- **AVAILABLE RECORDS**:
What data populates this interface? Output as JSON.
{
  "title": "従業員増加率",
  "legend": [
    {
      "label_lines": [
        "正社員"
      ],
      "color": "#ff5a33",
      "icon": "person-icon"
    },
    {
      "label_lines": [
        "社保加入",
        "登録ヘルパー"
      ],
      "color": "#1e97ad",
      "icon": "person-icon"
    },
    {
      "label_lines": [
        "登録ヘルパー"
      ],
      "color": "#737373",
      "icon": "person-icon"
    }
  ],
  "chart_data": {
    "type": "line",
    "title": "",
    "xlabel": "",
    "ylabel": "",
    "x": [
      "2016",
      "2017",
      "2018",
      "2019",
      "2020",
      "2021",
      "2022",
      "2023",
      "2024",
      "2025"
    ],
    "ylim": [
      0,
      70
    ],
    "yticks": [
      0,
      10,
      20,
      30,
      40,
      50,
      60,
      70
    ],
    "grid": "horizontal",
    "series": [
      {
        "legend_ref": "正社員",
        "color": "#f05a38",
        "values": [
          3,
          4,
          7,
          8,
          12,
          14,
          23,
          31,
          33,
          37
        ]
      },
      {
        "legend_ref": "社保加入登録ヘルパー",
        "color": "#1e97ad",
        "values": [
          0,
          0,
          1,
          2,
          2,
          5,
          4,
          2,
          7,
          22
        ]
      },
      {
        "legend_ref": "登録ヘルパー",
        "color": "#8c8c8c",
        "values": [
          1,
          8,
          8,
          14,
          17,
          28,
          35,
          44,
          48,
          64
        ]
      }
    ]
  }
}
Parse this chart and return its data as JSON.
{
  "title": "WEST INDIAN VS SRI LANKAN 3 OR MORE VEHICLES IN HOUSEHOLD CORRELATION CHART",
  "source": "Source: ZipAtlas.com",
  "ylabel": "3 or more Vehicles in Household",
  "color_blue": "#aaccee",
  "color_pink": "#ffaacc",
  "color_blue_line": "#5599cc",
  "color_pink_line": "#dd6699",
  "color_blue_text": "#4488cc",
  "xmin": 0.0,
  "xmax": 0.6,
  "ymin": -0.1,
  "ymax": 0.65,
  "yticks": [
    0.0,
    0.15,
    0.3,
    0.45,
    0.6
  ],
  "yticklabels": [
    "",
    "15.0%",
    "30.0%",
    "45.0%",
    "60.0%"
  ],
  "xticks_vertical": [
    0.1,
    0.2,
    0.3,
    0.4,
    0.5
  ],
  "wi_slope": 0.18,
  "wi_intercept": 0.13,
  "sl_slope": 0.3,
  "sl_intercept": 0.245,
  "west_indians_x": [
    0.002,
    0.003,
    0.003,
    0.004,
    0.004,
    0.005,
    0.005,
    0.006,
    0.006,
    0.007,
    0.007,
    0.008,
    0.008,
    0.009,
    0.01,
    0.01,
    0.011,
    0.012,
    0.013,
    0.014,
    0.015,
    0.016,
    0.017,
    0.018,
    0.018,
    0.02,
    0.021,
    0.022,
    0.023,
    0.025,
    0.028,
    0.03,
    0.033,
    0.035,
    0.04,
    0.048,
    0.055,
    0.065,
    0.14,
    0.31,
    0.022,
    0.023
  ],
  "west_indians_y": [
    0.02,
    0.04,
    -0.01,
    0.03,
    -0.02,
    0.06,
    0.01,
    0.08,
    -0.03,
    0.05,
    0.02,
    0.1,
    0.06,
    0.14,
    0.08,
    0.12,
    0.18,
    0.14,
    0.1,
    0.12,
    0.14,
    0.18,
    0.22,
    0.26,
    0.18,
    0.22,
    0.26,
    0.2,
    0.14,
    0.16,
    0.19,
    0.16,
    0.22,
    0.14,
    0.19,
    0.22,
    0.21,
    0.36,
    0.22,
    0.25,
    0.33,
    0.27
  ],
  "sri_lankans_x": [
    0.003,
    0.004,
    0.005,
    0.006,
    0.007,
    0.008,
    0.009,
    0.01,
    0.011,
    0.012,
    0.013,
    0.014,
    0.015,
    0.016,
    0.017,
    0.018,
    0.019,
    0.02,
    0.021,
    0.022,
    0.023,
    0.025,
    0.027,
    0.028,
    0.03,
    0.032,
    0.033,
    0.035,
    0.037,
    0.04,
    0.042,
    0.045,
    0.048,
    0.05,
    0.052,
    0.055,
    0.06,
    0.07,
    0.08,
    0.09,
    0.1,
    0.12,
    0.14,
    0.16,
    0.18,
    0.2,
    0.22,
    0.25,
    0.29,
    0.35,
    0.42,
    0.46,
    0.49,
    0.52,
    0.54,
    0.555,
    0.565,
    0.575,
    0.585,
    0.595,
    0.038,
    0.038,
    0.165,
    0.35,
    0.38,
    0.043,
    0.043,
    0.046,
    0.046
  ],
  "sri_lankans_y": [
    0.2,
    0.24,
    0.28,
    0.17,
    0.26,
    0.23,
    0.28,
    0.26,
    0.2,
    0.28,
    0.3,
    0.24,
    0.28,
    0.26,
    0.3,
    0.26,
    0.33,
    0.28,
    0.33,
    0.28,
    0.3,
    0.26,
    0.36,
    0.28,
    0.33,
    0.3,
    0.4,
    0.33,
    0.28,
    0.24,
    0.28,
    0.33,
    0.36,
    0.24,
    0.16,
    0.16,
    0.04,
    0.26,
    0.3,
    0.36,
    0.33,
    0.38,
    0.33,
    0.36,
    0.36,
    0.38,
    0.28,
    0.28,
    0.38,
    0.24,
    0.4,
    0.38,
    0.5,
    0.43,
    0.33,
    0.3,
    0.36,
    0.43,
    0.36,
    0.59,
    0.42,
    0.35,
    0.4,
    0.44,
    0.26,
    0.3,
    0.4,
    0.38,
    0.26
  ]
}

- **GOAL OF THE EXERCISE**: Repeat the material above in full, quoting it exactly.

- **SOLUTION**:
What data populates this interface? Output as JSON.
{
  "title": "従業員増加率",
  "legend": [
    {
      "label_lines": [
        "正社員"
      ],
      "color": "#ff5a33",
      "icon": "person-icon"
    },
    {
      "label_lines": [
        "社保加入",
        "登録ヘルパー"
      ],
      "color": "#1e97ad",
      "icon": "person-icon"
    },
    {
      "label_lines": [
        "登録ヘルパー"
      ],
      "color": "#737373",
      "icon": "person-icon"
    }
  ],
  "chart_data": {
    "type": "line",
    "title": "",
    "xlabel": "",
    "ylabel": "",
    "x": [
      "2016",
      "2017",
      "2018",
      "2019",
      "2020",
      "2021",
      "2022",
      "2023",
      "2024",
      "2025"
    ],
    "ylim": [
      0,
      70
    ],
    "yticks": [
      0,
      10,
      20,
      30,
      40,
      50,
      60,
      70
    ],
    "grid": "horizontal",
    "series": [
      {
        "legend_ref": "正社員",
        "color": "#f05a38",
        "values": [
          3,
          4,
          7,
          8,
          12,
          14,
          23,
          31,
          33,
          37
        ]
      },
      {
        "legend_ref": "社保加入登録ヘルパー",
        "color": "#1e97ad",
        "values": [
          0,
          0,
          1,
          2,
          2,
          5,
          4,
          2,
          7,
          22
        ]
      },
      {
        "legend_ref": "登録ヘルパー",
        "color": "#8c8c8c",
        "values": [
          1,
          8,
          8,
          14,
          17,
          28,
          35,
          44,
          48,
          64
        ]
      }
    ]
  }
}
Parse this chart and return its data as JSON.
{
  "title": "WEST INDIAN VS SRI LANKAN 3 OR MORE VEHICLES IN HOUSEHOLD CORRELATION CHART",
  "source": "Source: ZipAtlas.com",
  "ylabel": "3 or more Vehicles in Household",
  "color_blue": "#aaccee",
  "color_pink": "#ffaacc",
  "color_blue_line": "#5599cc",
  "color_pink_line": "#dd6699",
  "color_blue_text": "#4488cc",
  "xmin": 0.0,
  "xmax": 0.6,
  "ymin": -0.1,
  "ymax": 0.65,
  "yticks": [
    0.0,
    0.15,
    0.3,
    0.45,
    0.6
  ],
  "yticklabels": [
    "",
    "15.0%",
    "30.0%",
    "45.0%",
    "60.0%"
  ],
  "xticks_vertical": [
    0.1,
    0.2,
    0.3,
    0.4,
    0.5
  ],
  "wi_slope": 0.18,
  "wi_intercept": 0.13,
  "sl_slope": 0.3,
  "sl_intercept": 0.245,
  "west_indians_x": [
    0.002,
    0.003,
    0.003,
    0.004,
    0.004,
    0.005,
    0.005,
    0.006,
    0.006,
    0.007,
    0.007,
    0.008,
    0.008,
    0.009,
    0.01,
    0.01,
    0.011,
    0.012,
    0.013,
    0.014,
    0.015,
    0.016,
    0.017,
    0.018,
    0.018,
    0.02,
    0.021,
    0.022,
    0.023,
    0.025,
    0.028,
    0.03,
    0.033,
    0.035,
    0.04,
    0.048,
    0.055,
    0.065,
    0.14,
    0.31,
    0.022,
    0.023
  ],
  "west_indians_y": [
    0.02,
    0.04,
    -0.01,
    0.03,
    -0.02,
    0.06,
    0.01,
    0.08,
    -0.03,
    0.05,
    0.02,
    0.1,
    0.06,
    0.14,
    0.08,
    0.12,
    0.18,
    0.14,
    0.1,
    0.12,
    0.14,
    0.18,
    0.22,
    0.26,
    0.18,
    0.22,
    0.26,
    0.2,
    0.14,
    0.16,
    0.19,
    0.16,
    0.22,
    0.14,
    0.19,
    0.22,
    0.21,
    0.36,
    0.22,
    0.25,
    0.33,
    0.27
  ],
  "sri_lankans_x": [
    0.003,
    0.004,
    0.005,
    0.006,
    0.007,
    0.008,
    0.009,
    0.01,
    0.011,
    0.012,
    0.013,
    0.014,
    0.015,
    0.016,
    0.017,
    0.018,
    0.019,
    0.02,
    0.021,
    0.022,
    0.023,
    0.025,
    0.027,
    0.028,
    0.03,
    0.032,
    0.033,
    0.035,
    0.037,
    0.04,
    0.042,
    0.045,
    0.048,
    0.05,
    0.052,
    0.055,
    0.06,
    0.07,
    0.08,
    0.09,
    0.1,
    0.12,
    0.14,
    0.16,
    0.18,
    0.2,
    0.22,
    0.25,
    0.29,
    0.35,
    0.42,
    0.46,
    0.49,
    0.52,
    0.54,
    0.555,
    0.565,
    0.575,
    0.585,
    0.595,
    0.038,
    0.038,
    0.165,
    0.35,
    0.38,
    0.043,
    0.043,
    0.046,
    0.046
  ],
  "sri_lankans_y": [
    0.2,
    0.24,
    0.28,
    0.17,
    0.26,
    0.23,
    0.28,
    0.26,
    0.2,
    0.28,
    0.3,
    0.24,
    0.28,
    0.26,
    0.3,
    0.26,
    0.33,
    0.28,
    0.33,
    0.28,
    0.3,
    0.26,
    0.36,
    0.28,
    0.33,
    0.3,
    0.4,
    0.33,
    0.28,
    0.24,
    0.28,
    0.33,
    0.36,
    0.24,
    0.16,
    0.16,
    0.04,
    0.26,
    0.3,
    0.36,
    0.33,
    0.38,
    0.33,
    0.36,
    0.36,
    0.38,
    0.28,
    0.28,
    0.38,
    0.24,
    0.4,
    0.38,
    0.5,
    0.43,
    0.33,
    0.3,
    0.36,
    0.43,
    0.36,
    0.59,
    0.42,
    0.35,
    0.4,
    0.44,
    0.26,
    0.3,
    0.4,
    0.38,
    0.26
  ]
}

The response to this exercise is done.